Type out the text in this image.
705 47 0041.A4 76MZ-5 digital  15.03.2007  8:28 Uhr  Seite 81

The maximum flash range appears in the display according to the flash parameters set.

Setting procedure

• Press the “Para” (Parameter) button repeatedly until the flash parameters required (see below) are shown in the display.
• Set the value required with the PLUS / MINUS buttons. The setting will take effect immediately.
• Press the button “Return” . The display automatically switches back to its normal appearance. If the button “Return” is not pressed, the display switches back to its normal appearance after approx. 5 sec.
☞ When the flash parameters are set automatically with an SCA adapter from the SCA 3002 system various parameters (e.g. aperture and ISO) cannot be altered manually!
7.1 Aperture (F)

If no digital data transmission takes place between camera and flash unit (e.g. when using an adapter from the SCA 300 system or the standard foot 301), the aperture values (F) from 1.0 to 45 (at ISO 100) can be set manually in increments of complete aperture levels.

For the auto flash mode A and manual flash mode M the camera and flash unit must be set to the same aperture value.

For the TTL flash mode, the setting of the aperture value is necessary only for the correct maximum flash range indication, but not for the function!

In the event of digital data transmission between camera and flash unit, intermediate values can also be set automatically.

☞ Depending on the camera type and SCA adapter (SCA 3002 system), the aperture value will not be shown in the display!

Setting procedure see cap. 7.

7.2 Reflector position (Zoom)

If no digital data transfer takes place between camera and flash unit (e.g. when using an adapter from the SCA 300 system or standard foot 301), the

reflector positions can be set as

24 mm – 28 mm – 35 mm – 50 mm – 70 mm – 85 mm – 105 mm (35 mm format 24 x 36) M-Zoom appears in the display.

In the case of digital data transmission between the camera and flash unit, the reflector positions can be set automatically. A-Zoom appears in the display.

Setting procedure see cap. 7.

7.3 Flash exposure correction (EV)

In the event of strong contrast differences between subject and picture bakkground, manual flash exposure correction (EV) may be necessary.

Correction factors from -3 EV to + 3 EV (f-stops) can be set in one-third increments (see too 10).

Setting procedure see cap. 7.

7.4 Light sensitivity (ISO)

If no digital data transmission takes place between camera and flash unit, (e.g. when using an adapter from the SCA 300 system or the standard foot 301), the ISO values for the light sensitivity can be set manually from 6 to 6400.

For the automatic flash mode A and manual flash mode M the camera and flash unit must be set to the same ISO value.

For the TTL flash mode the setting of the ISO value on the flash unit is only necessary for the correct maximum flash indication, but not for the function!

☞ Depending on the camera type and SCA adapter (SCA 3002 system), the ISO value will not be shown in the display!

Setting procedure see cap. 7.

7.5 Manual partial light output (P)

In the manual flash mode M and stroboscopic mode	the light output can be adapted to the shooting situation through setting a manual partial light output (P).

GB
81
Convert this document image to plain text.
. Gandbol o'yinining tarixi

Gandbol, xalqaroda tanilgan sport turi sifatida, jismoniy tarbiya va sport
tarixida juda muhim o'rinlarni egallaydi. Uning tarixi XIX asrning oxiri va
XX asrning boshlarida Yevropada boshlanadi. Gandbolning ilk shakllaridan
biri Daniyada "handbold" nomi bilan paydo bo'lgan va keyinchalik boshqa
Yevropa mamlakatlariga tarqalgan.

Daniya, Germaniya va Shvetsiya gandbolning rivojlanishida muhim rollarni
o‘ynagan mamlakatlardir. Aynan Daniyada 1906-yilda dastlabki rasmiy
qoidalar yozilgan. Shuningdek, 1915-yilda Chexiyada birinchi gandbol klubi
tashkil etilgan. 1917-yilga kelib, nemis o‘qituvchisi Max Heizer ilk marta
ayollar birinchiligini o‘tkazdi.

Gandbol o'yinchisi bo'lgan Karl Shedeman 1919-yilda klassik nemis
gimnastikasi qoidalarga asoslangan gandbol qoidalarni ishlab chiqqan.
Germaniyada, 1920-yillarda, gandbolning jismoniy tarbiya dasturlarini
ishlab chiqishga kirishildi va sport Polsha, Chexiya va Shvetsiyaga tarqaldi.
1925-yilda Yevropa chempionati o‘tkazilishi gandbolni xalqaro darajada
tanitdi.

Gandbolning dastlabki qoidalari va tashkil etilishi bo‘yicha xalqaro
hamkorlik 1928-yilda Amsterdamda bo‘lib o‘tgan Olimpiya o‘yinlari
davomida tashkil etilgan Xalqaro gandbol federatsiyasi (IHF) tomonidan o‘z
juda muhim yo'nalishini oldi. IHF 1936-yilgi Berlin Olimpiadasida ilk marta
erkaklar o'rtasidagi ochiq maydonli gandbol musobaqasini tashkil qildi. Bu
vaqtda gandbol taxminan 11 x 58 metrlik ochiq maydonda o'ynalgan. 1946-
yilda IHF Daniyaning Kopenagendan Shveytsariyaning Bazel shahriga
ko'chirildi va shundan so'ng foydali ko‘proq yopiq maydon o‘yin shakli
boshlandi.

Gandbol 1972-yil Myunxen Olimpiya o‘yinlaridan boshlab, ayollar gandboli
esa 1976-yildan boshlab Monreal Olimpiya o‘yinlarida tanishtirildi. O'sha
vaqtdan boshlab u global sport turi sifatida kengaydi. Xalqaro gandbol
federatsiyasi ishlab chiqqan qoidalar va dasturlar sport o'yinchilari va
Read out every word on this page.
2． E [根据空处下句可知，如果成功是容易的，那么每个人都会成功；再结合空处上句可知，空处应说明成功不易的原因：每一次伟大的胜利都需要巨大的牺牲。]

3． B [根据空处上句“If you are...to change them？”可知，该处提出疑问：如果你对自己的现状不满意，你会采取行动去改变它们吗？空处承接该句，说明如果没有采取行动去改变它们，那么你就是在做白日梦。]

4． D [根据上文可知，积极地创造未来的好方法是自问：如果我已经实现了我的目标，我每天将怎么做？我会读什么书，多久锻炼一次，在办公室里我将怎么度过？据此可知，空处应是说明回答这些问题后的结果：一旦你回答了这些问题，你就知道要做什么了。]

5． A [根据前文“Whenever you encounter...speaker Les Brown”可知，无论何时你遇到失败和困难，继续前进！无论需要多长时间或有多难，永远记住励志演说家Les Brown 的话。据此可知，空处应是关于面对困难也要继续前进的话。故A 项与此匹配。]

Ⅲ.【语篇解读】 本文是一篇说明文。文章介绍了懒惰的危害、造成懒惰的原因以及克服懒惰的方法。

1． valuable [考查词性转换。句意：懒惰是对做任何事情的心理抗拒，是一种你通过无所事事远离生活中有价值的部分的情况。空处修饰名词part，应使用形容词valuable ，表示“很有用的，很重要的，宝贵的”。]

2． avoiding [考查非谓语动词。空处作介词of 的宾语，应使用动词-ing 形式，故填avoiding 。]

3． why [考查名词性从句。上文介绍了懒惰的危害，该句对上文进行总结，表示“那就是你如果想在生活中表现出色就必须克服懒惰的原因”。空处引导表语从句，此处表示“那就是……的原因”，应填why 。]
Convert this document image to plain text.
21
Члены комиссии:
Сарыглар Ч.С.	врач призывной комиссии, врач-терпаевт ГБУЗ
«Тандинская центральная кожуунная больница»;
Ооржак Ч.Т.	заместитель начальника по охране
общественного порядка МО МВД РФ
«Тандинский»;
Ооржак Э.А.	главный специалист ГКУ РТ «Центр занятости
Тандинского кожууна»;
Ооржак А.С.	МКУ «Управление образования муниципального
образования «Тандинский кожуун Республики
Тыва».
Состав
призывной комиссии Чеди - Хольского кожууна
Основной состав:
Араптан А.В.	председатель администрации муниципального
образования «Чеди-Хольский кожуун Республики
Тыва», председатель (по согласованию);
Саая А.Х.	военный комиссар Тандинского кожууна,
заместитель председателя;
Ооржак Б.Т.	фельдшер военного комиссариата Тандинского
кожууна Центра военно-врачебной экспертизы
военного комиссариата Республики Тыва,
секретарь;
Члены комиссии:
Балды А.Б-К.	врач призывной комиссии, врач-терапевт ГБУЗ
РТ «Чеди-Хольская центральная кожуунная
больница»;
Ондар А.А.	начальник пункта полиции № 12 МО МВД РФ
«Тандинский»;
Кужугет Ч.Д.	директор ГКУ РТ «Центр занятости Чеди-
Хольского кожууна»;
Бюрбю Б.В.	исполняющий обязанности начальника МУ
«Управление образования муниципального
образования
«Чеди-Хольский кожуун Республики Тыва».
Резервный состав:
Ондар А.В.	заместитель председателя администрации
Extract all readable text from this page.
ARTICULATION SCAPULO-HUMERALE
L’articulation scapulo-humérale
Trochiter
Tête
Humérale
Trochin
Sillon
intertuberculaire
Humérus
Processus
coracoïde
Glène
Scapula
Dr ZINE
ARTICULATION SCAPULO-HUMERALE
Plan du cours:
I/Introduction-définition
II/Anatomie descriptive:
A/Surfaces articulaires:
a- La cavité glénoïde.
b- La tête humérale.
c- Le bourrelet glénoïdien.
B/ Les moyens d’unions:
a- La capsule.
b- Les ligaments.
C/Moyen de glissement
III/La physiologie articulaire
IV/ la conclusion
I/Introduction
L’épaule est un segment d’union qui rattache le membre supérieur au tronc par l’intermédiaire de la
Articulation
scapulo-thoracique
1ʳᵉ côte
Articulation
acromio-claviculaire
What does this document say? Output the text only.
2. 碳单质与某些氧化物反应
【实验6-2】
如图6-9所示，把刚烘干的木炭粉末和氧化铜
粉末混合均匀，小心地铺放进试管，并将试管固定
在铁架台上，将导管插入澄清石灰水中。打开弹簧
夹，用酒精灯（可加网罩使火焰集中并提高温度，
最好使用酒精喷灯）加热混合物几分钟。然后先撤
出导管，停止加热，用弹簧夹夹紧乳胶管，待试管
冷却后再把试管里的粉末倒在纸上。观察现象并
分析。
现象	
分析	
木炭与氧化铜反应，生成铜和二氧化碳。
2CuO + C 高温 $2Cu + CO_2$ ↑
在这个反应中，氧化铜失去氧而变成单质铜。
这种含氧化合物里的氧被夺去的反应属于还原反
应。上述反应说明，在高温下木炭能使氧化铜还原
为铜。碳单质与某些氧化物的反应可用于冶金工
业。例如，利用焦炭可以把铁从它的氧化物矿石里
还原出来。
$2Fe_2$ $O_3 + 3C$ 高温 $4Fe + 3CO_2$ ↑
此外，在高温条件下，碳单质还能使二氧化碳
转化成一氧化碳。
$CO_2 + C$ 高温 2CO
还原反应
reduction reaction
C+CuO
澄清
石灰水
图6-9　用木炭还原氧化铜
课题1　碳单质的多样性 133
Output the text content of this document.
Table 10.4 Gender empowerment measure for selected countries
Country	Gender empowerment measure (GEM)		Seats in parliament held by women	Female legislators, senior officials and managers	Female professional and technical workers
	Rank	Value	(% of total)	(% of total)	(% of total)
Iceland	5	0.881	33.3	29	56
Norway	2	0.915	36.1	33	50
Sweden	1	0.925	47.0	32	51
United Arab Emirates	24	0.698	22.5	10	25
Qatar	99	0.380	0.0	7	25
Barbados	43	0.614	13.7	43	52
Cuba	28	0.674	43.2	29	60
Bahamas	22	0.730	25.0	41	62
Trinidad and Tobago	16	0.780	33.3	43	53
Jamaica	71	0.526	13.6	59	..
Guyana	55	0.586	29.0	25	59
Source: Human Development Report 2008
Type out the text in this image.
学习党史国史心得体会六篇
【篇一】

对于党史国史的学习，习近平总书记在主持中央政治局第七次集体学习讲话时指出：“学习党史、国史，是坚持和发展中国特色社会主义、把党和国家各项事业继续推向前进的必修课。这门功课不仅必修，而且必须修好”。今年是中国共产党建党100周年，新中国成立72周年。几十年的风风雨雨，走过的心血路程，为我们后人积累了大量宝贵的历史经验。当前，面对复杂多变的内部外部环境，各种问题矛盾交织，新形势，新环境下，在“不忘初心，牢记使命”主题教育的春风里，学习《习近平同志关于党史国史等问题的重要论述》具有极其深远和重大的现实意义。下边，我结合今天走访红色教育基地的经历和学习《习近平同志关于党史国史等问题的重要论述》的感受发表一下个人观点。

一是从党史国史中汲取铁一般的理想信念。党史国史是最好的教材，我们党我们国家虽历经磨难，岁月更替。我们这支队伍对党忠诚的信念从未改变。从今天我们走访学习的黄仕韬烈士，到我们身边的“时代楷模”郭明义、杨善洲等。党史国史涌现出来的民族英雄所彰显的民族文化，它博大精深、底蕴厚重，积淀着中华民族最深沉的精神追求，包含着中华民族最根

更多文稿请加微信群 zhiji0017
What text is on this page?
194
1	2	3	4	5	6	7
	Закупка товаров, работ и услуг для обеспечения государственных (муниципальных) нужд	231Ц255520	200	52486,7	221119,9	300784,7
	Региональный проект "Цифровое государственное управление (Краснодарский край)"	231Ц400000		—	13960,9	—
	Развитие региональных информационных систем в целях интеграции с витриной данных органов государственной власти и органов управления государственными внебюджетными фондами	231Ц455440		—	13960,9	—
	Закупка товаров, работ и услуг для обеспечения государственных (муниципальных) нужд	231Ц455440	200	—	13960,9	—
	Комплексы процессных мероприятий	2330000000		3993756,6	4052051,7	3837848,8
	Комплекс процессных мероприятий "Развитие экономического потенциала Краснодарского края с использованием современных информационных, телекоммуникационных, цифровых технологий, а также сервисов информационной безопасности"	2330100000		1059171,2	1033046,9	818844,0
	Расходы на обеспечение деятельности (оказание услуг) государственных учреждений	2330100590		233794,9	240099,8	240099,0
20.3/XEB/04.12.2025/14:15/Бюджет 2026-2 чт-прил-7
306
^^^^^^^^
Your task —
Go through the preceding material and copy each line that has the word "display".

Finished exercise —
The maximum flash range appears in the display according to the flash parameters set.
• Press the “Para” (Parameter) button repeatedly until the flash parameters required (see below) are shown in the display.
• Press the button “Return” . The display automatically switches back to its normal appearance. If the button “Return” is not pressed, the display switches back to its normal appearance after approx. 5 sec.
☞ Depending on the camera type and SCA adapter (SCA 3002 system), the aperture value will not be shown in the display!
24 mm – 28 mm – 35 mm – 50 mm – 70 mm – 85 mm – 105 mm (35 mm format 24 x 36) M-Zoom appears in the display.
In the case of digital data transmission between the camera and flash unit, the reflector positions can be set automatically. A-Zoom appears in the display.
☞ Depending on the camera type and SCA adapter (SCA 3002 system), the ISO value will not be shown in the display!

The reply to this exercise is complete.